BRONTEKST:
== == ==

Kamervraag 2023Z16413

Het nieuws dat schippers vrezen voor een tekort aan ontgassingsinstallaties

Ingediend 2 oktober 2023
Beantwoord 24 oktober 2023 (na 22 dagen)
Indiener Mahir Alkaya (SP)
Beantwoord door Mark Harbers (minister infrastructuur en waterstaat) (VVD)
Onderwerpen verkeer water
Bron vraag https://zoek.officielebekendmakingen.nl/kv-tk-2023Z16413.html
Bron antwoord https://zoek.officielebekendmakingen.nl/ah-tk-20232024-301.html
1. De Gelderlander, 25 september 2023, «Schippers vrezen tekort aan installaties om tanks te legen».
2. Schuttevaer, 25 september 2023, «Ministerie wil verbod op varend ontgassen versnellen».
3. Kamerstuk 31 409, nr. 402.
  • Vraag 1
    Bent u bekend met de berichten «Schippers vrezen tekort aan installaties om tanks te legen» en «Ministerie wil verbod op varend ontgassen versnellen»?1 2

    Ja.

  • Vraag 2
    Kunt u zich voorstellen dat schippers met het oog op de deadline van 1 juli 2024 bezorgd zijn over het ontbreken van voldoende ontgassingsinstallaties?

    Ja.

  • Vraag 3
    Kunt u een overzicht geven van de inspanningen die overheidspartijen momenteel verrichten om voor ingang van het verbod te zorgen voor voldoende ontgassingsinstallaties?

== == ==

RECORDS:

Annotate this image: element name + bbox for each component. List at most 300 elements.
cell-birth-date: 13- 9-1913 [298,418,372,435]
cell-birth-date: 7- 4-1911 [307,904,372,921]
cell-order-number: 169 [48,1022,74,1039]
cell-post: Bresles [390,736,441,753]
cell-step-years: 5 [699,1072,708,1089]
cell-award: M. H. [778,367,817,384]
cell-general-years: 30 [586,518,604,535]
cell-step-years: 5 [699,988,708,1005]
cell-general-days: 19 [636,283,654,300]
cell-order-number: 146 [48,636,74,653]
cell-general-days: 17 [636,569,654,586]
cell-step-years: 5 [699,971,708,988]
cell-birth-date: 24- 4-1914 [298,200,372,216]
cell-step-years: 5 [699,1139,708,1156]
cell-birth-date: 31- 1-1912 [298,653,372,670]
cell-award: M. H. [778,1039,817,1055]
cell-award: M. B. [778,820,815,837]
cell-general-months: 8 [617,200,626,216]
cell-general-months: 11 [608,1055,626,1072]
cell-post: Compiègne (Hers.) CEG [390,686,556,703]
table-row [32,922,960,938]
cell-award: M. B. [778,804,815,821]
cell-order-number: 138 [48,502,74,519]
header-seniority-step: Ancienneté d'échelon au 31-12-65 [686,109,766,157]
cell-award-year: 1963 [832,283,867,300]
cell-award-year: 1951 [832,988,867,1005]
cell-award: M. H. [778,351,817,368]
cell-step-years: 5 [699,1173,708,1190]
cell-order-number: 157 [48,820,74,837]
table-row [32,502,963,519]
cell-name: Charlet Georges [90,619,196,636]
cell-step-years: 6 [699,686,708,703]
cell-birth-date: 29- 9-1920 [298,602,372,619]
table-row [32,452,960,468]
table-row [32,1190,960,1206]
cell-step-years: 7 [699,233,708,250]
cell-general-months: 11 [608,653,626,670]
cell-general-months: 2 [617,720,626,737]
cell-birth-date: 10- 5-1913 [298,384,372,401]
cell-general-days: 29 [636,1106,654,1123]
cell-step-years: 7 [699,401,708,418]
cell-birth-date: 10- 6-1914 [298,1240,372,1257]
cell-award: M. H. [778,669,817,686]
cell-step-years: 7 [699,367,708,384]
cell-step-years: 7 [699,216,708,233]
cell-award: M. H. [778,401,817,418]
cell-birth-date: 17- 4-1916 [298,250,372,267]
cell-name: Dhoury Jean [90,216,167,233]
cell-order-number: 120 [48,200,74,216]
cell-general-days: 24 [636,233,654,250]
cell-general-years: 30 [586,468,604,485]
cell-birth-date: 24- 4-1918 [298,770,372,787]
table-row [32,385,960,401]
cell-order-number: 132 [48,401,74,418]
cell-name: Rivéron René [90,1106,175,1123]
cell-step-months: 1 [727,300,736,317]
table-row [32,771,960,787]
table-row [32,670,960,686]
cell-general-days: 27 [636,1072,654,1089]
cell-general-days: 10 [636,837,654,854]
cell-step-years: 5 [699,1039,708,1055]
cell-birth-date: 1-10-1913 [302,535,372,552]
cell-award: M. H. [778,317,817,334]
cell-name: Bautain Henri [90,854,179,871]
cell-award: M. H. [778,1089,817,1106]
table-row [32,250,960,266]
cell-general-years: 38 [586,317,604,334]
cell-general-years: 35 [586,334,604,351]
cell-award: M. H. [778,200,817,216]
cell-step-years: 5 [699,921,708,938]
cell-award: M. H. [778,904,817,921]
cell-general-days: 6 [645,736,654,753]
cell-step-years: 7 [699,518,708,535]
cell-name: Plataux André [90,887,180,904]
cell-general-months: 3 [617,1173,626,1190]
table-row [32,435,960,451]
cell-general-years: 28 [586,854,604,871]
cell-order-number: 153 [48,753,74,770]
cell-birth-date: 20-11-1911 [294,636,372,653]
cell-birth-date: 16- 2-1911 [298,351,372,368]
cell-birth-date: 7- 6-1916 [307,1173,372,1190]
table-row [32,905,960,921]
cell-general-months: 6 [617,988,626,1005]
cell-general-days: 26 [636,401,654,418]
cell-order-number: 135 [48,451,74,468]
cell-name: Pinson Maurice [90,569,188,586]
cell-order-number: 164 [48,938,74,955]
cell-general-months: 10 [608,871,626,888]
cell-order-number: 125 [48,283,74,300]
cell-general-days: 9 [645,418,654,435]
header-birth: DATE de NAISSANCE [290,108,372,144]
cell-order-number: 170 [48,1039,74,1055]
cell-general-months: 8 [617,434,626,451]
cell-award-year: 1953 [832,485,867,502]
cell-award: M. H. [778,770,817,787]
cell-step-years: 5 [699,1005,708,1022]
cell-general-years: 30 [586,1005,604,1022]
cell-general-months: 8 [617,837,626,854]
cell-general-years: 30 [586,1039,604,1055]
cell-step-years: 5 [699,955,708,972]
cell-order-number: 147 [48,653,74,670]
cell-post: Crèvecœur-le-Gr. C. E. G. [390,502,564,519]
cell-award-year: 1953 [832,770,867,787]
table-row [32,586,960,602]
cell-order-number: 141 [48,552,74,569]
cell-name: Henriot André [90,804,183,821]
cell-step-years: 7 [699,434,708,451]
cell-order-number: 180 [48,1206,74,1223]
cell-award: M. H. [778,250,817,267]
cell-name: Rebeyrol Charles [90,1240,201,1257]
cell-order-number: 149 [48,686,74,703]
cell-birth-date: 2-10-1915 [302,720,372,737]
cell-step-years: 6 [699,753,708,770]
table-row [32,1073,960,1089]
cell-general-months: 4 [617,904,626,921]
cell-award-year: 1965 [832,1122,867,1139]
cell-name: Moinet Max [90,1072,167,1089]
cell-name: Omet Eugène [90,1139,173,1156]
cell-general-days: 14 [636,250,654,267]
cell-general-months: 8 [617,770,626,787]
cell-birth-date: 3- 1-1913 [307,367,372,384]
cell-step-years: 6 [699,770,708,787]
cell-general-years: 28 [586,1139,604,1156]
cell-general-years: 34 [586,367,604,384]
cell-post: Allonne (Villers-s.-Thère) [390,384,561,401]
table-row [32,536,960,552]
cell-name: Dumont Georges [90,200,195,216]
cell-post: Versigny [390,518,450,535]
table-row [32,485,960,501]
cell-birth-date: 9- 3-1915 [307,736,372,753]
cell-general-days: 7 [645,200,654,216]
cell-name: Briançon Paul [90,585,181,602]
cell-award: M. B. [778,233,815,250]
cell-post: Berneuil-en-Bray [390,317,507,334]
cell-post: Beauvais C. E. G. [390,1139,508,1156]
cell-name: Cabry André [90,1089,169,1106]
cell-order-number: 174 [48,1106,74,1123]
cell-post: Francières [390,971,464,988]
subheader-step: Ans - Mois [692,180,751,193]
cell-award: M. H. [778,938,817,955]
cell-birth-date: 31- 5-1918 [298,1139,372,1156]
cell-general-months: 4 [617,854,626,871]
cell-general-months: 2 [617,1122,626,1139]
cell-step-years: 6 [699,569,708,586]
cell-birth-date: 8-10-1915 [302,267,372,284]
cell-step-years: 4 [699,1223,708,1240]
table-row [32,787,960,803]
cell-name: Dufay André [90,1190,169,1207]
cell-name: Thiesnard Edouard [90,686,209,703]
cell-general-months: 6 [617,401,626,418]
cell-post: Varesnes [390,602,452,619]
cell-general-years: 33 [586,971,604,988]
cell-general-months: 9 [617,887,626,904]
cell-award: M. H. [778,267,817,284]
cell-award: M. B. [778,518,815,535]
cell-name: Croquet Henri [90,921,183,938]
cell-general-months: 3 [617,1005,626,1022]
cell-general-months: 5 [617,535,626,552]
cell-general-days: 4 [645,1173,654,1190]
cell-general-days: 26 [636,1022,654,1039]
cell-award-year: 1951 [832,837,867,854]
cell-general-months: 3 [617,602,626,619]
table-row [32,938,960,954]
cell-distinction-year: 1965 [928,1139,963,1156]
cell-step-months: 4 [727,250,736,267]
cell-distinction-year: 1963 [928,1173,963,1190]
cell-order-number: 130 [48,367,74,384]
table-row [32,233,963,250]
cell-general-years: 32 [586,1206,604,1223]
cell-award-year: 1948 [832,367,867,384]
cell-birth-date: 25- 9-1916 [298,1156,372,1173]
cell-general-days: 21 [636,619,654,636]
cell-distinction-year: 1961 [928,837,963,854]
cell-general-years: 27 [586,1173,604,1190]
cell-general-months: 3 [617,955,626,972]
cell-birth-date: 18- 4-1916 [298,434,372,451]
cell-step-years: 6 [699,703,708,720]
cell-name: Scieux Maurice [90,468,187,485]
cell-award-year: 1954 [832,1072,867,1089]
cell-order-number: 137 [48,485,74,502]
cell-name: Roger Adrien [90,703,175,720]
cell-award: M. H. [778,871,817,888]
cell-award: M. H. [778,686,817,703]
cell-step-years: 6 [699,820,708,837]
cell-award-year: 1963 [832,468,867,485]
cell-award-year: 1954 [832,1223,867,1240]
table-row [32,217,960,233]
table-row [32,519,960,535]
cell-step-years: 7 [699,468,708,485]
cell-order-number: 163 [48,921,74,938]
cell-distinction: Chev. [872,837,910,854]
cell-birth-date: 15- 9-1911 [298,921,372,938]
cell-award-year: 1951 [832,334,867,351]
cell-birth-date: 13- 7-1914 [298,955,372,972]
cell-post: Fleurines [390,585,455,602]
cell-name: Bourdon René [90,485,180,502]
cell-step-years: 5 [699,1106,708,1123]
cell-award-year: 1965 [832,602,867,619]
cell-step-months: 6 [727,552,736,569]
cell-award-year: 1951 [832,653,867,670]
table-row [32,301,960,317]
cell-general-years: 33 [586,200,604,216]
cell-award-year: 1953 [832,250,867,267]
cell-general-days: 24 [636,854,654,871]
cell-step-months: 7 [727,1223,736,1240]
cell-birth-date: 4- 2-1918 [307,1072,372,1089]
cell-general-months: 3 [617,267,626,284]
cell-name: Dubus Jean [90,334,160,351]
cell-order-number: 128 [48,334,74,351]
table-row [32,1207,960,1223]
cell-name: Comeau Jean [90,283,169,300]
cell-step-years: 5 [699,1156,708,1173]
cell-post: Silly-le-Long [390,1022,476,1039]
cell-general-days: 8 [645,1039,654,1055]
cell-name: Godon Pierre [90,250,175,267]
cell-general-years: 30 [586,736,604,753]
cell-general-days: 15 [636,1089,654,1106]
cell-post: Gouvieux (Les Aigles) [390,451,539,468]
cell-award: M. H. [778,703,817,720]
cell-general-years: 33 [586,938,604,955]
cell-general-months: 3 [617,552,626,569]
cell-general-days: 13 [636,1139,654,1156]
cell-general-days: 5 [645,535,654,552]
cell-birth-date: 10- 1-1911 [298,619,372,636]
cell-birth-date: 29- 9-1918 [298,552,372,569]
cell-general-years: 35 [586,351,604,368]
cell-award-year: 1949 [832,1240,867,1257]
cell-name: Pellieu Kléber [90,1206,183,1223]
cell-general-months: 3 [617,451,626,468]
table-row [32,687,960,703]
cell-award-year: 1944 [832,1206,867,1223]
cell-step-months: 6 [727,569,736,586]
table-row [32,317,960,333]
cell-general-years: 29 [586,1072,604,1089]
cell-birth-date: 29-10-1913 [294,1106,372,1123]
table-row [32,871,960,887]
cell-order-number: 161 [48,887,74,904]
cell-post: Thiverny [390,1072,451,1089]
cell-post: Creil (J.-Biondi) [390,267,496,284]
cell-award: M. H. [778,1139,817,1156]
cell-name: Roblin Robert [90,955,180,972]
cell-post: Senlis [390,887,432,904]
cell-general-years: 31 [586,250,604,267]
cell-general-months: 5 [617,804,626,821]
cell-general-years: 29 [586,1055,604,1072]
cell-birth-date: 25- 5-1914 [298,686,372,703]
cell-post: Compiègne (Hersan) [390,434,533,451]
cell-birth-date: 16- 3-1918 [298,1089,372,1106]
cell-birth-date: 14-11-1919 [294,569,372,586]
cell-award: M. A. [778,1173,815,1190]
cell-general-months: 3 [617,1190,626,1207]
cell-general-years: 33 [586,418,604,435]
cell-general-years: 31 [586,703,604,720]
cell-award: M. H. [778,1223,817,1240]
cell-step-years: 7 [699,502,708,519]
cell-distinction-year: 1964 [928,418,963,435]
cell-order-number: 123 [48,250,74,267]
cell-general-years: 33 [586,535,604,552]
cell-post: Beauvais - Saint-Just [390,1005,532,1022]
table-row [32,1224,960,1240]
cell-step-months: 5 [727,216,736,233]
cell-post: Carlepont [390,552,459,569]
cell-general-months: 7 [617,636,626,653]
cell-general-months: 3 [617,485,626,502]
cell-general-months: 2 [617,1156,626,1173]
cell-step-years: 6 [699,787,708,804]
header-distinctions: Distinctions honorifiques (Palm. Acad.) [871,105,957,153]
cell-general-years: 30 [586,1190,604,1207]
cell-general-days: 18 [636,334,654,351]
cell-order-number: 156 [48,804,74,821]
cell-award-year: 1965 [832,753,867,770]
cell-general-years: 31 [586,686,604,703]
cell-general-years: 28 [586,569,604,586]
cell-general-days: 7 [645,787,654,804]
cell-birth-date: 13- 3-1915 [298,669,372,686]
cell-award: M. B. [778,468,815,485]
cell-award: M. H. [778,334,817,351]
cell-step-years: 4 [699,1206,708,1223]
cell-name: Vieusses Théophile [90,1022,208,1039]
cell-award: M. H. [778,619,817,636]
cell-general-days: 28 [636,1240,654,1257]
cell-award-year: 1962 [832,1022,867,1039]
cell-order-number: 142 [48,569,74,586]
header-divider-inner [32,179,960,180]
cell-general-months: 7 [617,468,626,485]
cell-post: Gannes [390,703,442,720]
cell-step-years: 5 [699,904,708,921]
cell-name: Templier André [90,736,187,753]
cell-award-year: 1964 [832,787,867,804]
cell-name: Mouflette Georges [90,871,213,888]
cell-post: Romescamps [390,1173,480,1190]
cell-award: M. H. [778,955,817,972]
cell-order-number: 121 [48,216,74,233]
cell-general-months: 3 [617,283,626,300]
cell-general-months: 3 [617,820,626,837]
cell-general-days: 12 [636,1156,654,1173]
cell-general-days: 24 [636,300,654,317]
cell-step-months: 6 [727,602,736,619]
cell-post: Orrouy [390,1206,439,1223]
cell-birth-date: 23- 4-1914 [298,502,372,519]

== == ==

TAKENLIJST:
a) Herschrijf in de Kamervraag over ontgassingsinstallaties de alinea die begint met "Kunt u zich voorstellen dat schippers" korter, zonder de hoofdfeiten weg te laten.
b) Op welke datum is de Kamervraag over ontgassingsinstallaties beantwoord?
c) Schrijf de Kamervraag over ontgassingsinstallaties verder vanaf het punt waar de tekst ophoudt.

DE ANTWOORDEN:
a) Begrijpt u dat schippers vrezen dat er vóór de deadline van 1 juli 2024 te weinig ontgassingsinstallaties zijn?

b) Op 24 oktober 2023, na 22 dagen.

c)
    In de voorbereiding op fase 1 en 2 van het verbod op basis van het CDNI-verdrag ligt er een gedeelde verantwoordelijkheid bij de Rijksoverheid, bevoegde gezagen, verladers, exploitanten van ontgassingsinstallaties en de binnenvaartsector. Al deze partijen hebben specifieke taken. Het is niet aan de Rijksoverheid om in de bevoegdheid te treden van andere overheden of om acties uit te voeren die de markt moet nemen om zich voor te bereiden op het verbod.
    Het Ministerie van Infrastructuur en Waterstaat bereidt de vereiste regelgeving voor fase 2 van het verbod voor en staat aan de lat voor het inrichten van handhaving en toezicht. Het ministerie legt zelf geen installaties aan. Wel is het ministerie op alle niveaus in gesprek met vertegenwoordigers van schippers, verladers, haven- en tankopslagbedrijven, exploitanten van ontgassingsinstallaties en provincies en omgevingsdiensten om deze voorbereiding te faciliteren.

  • Vraag 4
    Op welke wijze worden schippers en de verladersbranche betrokken bij de opbouw van de beoogde ontgassingsinfrastructuur?

    Het ministerie betrekt relevante stakeholders actief op alle niveaus. Branche-organisaties KBN, VNCI, VEMOBIN en VOTOB worden betrokken in werkgroepen waarin het verbod wordt voorbereid. Acties die worden opgepakt hebben bijvoorbeeld betrekking op noodzakelijke aanpassingen in de tankvaartketen, de vereisten aan vergunningverlening voor ontgassingsinstallaties en de inschatting van het aantal benodigde installaties. Deze organisaties zijn verenigd in een stuurgroep die door het ministerie wordt voorgezeten. Bovendien is er periodiek overleg op bestuurlijk niveau met deze partijen. Zo wordt er in november een bestuurlijk overleg georganiseerd om de voortgang te bespreken op verschillende onderwerpen. De Kamer zal over de uitkomst van dit overleg worden geïnformeerd.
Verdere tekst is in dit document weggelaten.